■ Problem to solve ■
The entire listing is to be repeated verbatim.

■ Provided entries ■
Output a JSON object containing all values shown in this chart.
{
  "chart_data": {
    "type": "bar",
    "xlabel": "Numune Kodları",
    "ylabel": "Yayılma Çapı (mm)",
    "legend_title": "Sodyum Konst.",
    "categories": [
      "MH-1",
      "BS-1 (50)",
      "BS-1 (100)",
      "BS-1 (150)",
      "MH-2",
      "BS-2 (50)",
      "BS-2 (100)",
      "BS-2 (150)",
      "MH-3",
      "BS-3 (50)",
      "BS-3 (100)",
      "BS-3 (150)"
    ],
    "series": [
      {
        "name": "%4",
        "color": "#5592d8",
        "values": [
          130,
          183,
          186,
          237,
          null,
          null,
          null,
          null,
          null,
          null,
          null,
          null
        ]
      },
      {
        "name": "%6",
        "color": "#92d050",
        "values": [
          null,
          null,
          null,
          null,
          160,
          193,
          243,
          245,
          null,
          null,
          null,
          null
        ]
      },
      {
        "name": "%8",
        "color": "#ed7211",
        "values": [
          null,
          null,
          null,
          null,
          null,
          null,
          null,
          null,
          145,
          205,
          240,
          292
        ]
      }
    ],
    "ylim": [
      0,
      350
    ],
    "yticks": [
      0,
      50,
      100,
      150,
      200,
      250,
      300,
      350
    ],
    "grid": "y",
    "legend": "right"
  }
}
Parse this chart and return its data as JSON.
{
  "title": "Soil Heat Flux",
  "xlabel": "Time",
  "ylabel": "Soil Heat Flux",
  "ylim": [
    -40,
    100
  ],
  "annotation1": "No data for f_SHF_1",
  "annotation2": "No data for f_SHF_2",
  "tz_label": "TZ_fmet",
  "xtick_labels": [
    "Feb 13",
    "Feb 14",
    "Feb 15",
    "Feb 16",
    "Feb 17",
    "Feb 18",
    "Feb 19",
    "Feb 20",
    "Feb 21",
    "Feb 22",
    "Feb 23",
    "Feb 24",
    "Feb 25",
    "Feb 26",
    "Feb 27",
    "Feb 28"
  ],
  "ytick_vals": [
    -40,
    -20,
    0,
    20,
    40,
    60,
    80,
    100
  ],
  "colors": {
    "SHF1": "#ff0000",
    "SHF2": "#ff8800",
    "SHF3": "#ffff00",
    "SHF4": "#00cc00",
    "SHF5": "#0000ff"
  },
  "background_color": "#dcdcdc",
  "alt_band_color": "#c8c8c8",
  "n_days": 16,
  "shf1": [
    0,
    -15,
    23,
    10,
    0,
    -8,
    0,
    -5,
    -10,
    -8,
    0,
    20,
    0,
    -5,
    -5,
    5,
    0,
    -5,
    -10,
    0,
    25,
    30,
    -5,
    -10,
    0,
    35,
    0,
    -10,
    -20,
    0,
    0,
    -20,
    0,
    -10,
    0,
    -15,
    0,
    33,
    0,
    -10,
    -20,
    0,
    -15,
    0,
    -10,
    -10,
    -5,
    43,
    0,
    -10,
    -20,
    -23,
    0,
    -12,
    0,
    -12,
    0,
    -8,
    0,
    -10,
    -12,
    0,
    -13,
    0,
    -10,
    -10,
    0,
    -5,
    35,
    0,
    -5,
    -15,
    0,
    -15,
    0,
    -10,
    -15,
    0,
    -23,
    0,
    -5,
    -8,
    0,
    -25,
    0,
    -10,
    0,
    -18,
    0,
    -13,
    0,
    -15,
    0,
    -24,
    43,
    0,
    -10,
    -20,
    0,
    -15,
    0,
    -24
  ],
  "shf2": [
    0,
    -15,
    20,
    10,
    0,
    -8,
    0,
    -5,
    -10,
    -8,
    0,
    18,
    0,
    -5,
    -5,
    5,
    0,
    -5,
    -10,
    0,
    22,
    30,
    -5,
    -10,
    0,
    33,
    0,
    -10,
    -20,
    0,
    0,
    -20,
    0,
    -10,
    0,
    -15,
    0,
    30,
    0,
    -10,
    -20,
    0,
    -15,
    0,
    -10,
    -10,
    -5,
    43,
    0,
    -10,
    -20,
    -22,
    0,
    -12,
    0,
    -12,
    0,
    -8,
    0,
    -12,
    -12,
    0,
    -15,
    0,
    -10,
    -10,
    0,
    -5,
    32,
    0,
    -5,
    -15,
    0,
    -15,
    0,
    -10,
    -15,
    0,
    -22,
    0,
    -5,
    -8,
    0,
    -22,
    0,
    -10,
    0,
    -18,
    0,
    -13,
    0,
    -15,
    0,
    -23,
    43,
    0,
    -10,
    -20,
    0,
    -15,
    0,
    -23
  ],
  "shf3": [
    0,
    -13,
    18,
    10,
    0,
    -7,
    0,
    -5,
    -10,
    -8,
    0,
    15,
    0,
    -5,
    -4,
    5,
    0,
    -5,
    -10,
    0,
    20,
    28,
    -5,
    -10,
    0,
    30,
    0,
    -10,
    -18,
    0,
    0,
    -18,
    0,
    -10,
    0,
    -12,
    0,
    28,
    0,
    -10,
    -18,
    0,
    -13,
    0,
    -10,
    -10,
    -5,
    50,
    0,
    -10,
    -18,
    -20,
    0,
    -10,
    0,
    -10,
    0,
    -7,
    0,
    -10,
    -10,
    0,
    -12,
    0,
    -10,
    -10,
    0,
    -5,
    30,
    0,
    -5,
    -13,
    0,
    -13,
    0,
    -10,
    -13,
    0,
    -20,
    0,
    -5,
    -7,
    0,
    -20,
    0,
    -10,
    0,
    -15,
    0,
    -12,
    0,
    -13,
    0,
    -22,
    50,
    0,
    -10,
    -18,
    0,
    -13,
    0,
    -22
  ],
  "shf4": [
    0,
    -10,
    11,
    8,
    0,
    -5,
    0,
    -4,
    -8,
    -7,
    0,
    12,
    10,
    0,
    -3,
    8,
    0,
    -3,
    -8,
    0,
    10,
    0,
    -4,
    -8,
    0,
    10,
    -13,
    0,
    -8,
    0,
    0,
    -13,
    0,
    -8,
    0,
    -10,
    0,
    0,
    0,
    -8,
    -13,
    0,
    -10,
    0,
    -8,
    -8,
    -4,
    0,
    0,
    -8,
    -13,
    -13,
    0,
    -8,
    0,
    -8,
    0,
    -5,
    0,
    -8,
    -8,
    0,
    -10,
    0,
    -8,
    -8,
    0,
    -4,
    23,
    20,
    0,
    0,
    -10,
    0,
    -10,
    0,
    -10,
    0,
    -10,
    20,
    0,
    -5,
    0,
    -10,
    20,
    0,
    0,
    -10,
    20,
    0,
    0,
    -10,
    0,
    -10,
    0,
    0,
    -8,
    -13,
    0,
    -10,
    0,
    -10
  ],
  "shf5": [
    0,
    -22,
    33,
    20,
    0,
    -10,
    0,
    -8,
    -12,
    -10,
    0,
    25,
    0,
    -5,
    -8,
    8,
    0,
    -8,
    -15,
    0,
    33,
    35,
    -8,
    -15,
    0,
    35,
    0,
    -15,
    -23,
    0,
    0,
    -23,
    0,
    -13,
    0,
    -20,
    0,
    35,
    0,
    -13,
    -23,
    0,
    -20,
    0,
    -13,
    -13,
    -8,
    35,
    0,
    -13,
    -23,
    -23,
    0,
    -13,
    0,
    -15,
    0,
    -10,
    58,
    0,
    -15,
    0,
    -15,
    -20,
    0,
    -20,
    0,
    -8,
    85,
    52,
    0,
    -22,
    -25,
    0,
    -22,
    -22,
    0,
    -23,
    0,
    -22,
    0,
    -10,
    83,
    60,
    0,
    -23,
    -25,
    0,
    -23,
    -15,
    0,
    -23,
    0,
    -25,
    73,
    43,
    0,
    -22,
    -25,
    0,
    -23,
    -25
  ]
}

■ The response ■
Output a JSON object containing all values shown in this chart.
{
  "chart_data": {
    "type": "bar",
    "xlabel": "Numune Kodları",
    "ylabel": "Yayılma Çapı (mm)",
    "legend_title": "Sodyum Konst.",
    "categories": [
      "MH-1",
      "BS-1 (50)",
      "BS-1 (100)",
      "BS-1 (150)",
      "MH-2",
      "BS-2 (50)",
      "BS-2 (100)",
      "BS-2 (150)",
      "MH-3",
      "BS-3 (50)",
      "BS-3 (100)",
      "BS-3 (150)"
    ],
    "series": [
      {
        "name": "%4",
        "color": "#5592d8",
        "values": [
          130,
          183,
          186,
          237,
          null,
          null,
          null,
          null,
          null,
          null,
          null,
          null
        ]
      },
      {
        "name": "%6",
        "color": "#92d050",
        "values": [
          null,
          null,
          null,
          null,
          160,
          193,
          243,
          245,
          null,
          null,
          null,
          null
        ]
      },
      {
        "name": "%8",
        "color": "#ed7211",
        "values": [
          null,
          null,
          null,
          null,
          null,
          null,
          null,
          null,
          145,
          205,
          240,
          292
        ]
      }
    ],
    "ylim": [
      0,
      350
    ],
    "yticks": [
      0,
      50,
      100,
      150,
      200,
      250,
      300,
      350
    ],
    "grid": "y",
    "legend": "right"
  }
}
Parse this chart and return its data as JSON.
{
  "title": "Soil Heat Flux",
  "xlabel": "Time",
  "ylabel": "Soil Heat Flux",
  "ylim": [
    -40,
    100
  ],
  "annotation1": "No data for f_SHF_1",
  "annotation2": "No data for f_SHF_2",
  "tz_label": "TZ_fmet",
  "xtick_labels": [
    "Feb 13",
    "Feb 14",
    "Feb 15",
    "Feb 16",
    "Feb 17",
    "Feb 18",
    "Feb 19",
    "Feb 20",
    "Feb 21",
    "Feb 22",
    "Feb 23",
    "Feb 24",
    "Feb 25",
    "Feb 26",
    "Feb 27",
    "Feb 28"
  ],
  "ytick_vals": [
    -40,
    -20,
    0,
    20,
    40,
    60,
    80,
    100
  ],
  "colors": {
    "SHF1": "#ff0000",
    "SHF2": "#ff8800",
    "SHF3": "#ffff00",
    "SHF4": "#00cc00",
    "SHF5": "#0000ff"
  },
  "background_color": "#dcdcdc",
  "alt_band_color": "#c8c8c8",
  "n_days": 16,
  "shf1": [
    0,
    -15,
    23,
    10,
    0,
    -8,
    0,
    -5,
    -10,
    -8,
    0,
    20,
    0,
    -5,
    -5,
    5,
    0,
    -5,
    -10,
    0,
    25,
    30,
    -5,
    -10,
    0,
    35,
    0,
    -10,
    -20,
    0,
    0,
    -20,
    0,
    -10,
    0,
    -15,
    0,
    33,
    0,
    -10,
    -20,
    0,
    -15,
    0,
    -10,
    -10,
    -5,
    43,
    0,
    -10,
    -20,
    -23,
    0,
    -12,
    0,
    -12,
    0,
    -8,
    0,
    -10,
    -12,
    0,
    -13,
    0,
    -10,
    -10,
    0,
    -5,
    35,
    0,
    -5,
    -15,
    0,
    -15,
    0,
    -10,
    -15,
    0,
    -23,
    0,
    -5,
    -8,
    0,
    -25,
    0,
    -10,
    0,
    -18,
    0,
    -13,
    0,
    -15,
    0,
    -24,
    43,
    0,
    -10,
    -20,
    0,
    -15,
    0,
    -24
  ],
  "shf2": [
    0,
    -15,
    20,
    10,
    0,
    -8,
    0,
    -5,
    -10,
    -8,
    0,
    18,
    0,
    -5,
    -5,
    5,
    0,
    -5,
    -10,
    0,
    22,
    30,
    -5,
    -10,
    0,
    33,
    0,
    -10,
    -20,
    0,
    0,
    -20,
    0,
    -10,
    0,
    -15,
    0,
    30,
    0,
    -10,
    -20,
    0,
    -15,
    0,
    -10,
    -10,
    -5,
    43,
    0,
    -10,
    -20,
    -22,
    0,
    -12,
    0,
    -12,
    0,
    -8,
    0,
    -12,
    -12,
    0,
    -15,
    0,
    -10,
    -10,
    0,
    -5,
    32,
    0,
    -5,
    -15,
    0,
    -15,
    0,
    -10,
    -15,
    0,
    -22,
    0,
    -5,
    -8,
    0,
    -22,
    0,
    -10,
    0,
    -18,
    0,
    -13,
    0,
    -15,
    0,
    -23,
    43,
    0,
    -10,
    -20,
    0,
    -15,
    0,
    -23
  ],
  "shf3": [
    0,
    -13,
    18,
    10,
    0,
    -7,
    0,
    -5,
    -10,
    -8,
    0,
    15,
    0,
    -5,
    -4,
    5,
    0,
    -5,
    -10,
    0,
    20,
    28,
    -5,
    -10,
    0,
    30,
    0,
    -10,
    -18,
    0,
    0,
    -18,
    0,
    -10,
    0,
    -12,
    0,
    28,
    0,
    -10,
    -18,
    0,
    -13,
    0,
    -10,
    -10,
    -5,
    50,
    0,
    -10,
    -18,
    -20,
    0,
    -10,
    0,
    -10,
    0,
    -7,
    0,
    -10,
    -10,
    0,
    -12,
    0,
    -10,
    -10,
    0,
    -5,
    30,
    0,
    -5,
    -13,
    0,
    -13,
    0,
    -10,
    -13,
    0,
    -20,
    0,
    -5,
    -7,
    0,
    -20,
    0,
    -10,
    0,
    -15,
    0,
    -12,
    0,
    -13,
    0,
    -22,
    50,
    0,
    -10,
    -18,
    0,
    -13,
    0,
    -22
  ],
  "shf4": [
    0,
    -10,
    11,
    8,
    0,
    -5,
    0,
    -4,
    -8,
    -7,
    0,
    12,
    10,
    0,
    -3,
    8,
    0,
    -3,
    -8,
    0,
    10,
    0,
    -4,
    -8,
    0,
    10,
    -13,
    0,
    -8,
    0,
    0,
    -13,
    0,
    -8,
    0,
    -10,
    0,
    0,
    0,
    -8,
    -13,
    0,
    -10,
    0,
    -8,
    -8,
    -4,
    0,
    0,
    -8,
    -13,
    -13,
    0,
    -8,
    0,
    -8,
    0,
    -5,
    0,
    -8,
    -8,
    0,
    -10,
    0,
    -8,
    -8,
    0,
    -4,
    23,
    20,
    0,
    0,
    -10,
    0,
    -10,
    0,
    -10,
    0,
    -10,
    20,
    0,
    -5,
    0,
    -10,
    20,
    0,
    0,
    -10,
    20,
    0,
    0,
    -10,
    0,
    -10,
    0,
    0,
    -8,
    -13,
    0,
    -10,
    0,
    -10
  ],
  "shf5": [
    0,
    -22,
    33,
    20,
    0,
    -10,
    0,
    -8,
    -12,
    -10,
    0,
    25,
    0,
    -5,
    -8,
    8,
    0,
    -8,
    -15,
    0,
    33,
    35,
    -8,
    -15,
    0,
    35,
    0,
    -15,
    -23,
    0,
    0,
    -23,
    0,
    -13,
    0,
    -20,
    0,
    35,
    0,
    -13,
    -23,
    0,
    -20,
    0,
    -13,
    -13,
    -8,
    35,
    0,
    -13,
    -23,
    -23,
    0,
    -13,
    0,
    -15,
    0,
    -10,
    58,
    0,
    -15,
    0,
    -15,
    -20,
    0,
    -20,
    0,
    -8,
    85,
    52,
    0,
    -22,
    -25,
    0,
    -22,
    -22,
    0,
    -23,
    0,
    -22,
    0,
    -10,
    83,
    60,
    0,
    -23,
    -25,
    0,
    -23,
    -15,
    0,
    -23,
    0,
    -25,
    73,
    43,
    0,
    -22,
    -25,
    0,
    -23,
    -25
  ]
}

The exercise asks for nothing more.